The past three months have produced solid gains for investors in the Australian sharemarket. But now what?
Full In Focus feature, A time to buy and a time to sell, is available here
Making money in equities is simple. Buy low, sell high, and that’s pretty much all there is to it. But this slightly facetious view overlooks two fundamental questions: What is low? And what is high?
Right now, more investors are wondering what is “high”, after a three-month period in which the performance of the Australian sharemarket has been pretty solid. Knowing when to buy a share is only half
of the equation. The other half is knowing when – and having the discipline – to sell. A share price on its own is an indication
of nothing more than the price the share last traded for. To assess whether a price is “low” or “high” you need what Roger Montgomery, founder of Montgomery Investment Management, describes as an “anchor”.
That anchor, for many investors, is the intrinsic value of the company, and its shares. Only if an investor knows what a share is worth – its value – can they assess whether it’s underpriced or overpriced. “The most important thing that I can probably say is, don’t take your cues from price alone,” Montgomery says.
“Don’t let price determine your behaviour. It’s got to be price in relation to an anchor, and that anchor has to be value.”
Nathan Parkin, portfolio manager for Perpetual Investments’ ethical and socially responsible equity strategies, says a focus on the factors that determine the value of a company can help investors avoid the common mistakes of buying at the top of a market and selling when the price is depressed.
“What’s really important when markets are diving or rallying is to have a process to stick to, first and foremost,” Parkin says.
“We have four things that we stick to, and they include: we see management; we look at balance sheets and we have specific criteria around that; we look at the quality of the business; and we also look at recurring earnings.
ALL ABOARD?
Research released by CoreData during March revealed that investor sentiment towards Australian equities had hit a two-year high, driven by the performance of the sharemarket since November last year.
Retail investors being what they are, it’s likely that this improved sentiment will translate into higher fund inflows – and if past history is any guide, that will happen close to what turns out to be a market peak.

* **DATA SHOWN**:

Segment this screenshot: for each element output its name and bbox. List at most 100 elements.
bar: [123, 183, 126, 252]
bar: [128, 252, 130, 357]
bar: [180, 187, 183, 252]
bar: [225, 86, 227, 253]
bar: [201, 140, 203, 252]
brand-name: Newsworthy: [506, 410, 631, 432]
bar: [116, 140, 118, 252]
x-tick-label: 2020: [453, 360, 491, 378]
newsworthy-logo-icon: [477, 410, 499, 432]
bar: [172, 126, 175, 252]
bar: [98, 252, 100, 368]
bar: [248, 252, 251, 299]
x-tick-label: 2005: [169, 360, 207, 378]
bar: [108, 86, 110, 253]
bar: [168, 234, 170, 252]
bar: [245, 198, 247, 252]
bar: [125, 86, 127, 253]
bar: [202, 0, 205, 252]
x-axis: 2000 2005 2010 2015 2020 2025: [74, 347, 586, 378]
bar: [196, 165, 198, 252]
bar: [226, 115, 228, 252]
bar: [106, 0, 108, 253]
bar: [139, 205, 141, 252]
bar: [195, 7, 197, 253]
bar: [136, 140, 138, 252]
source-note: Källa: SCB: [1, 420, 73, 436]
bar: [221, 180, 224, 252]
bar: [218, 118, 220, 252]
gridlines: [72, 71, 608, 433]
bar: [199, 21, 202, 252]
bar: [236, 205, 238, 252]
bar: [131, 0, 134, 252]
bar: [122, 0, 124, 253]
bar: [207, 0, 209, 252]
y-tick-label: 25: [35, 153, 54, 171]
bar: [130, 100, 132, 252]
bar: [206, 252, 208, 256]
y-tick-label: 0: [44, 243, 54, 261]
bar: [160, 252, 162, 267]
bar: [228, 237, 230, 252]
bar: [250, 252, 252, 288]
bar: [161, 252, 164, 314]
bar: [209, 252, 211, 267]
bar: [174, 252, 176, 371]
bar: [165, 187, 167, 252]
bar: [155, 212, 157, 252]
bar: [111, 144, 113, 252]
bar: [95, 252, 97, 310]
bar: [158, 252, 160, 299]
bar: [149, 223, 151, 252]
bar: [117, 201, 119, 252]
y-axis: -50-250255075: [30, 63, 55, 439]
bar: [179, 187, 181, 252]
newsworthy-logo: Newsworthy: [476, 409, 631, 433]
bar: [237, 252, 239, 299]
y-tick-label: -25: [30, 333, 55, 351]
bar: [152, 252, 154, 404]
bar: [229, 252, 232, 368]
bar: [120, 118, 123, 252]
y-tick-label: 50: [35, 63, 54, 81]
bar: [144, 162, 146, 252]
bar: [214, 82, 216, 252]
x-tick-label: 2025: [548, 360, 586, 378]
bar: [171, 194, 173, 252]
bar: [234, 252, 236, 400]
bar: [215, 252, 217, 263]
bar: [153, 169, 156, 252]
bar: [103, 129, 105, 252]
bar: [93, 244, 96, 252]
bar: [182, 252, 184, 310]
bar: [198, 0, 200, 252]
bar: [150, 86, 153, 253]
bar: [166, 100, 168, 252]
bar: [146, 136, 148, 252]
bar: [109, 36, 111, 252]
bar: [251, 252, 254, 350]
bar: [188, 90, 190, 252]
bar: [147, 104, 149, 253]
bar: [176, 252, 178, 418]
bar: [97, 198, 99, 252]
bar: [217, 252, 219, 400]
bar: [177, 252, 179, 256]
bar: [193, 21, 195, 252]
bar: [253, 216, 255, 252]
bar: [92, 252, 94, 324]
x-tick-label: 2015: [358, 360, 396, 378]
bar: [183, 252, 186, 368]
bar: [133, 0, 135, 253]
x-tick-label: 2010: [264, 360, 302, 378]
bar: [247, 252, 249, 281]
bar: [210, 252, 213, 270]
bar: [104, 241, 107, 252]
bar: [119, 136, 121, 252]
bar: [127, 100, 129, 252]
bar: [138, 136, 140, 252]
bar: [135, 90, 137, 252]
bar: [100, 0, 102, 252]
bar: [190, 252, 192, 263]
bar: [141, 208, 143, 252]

* **DIRECTIONS**:
Reproduce the passage of the sharemarket article starting with "Research released by" and going on through "November last year.", substituting "three-year high" for "two-year high".

* **RESULT**:
Research released by CoreData during March revealed that investor sentiment towards Australian equities had hit a three-year high, driven by the performance of the sharemarket since November last year.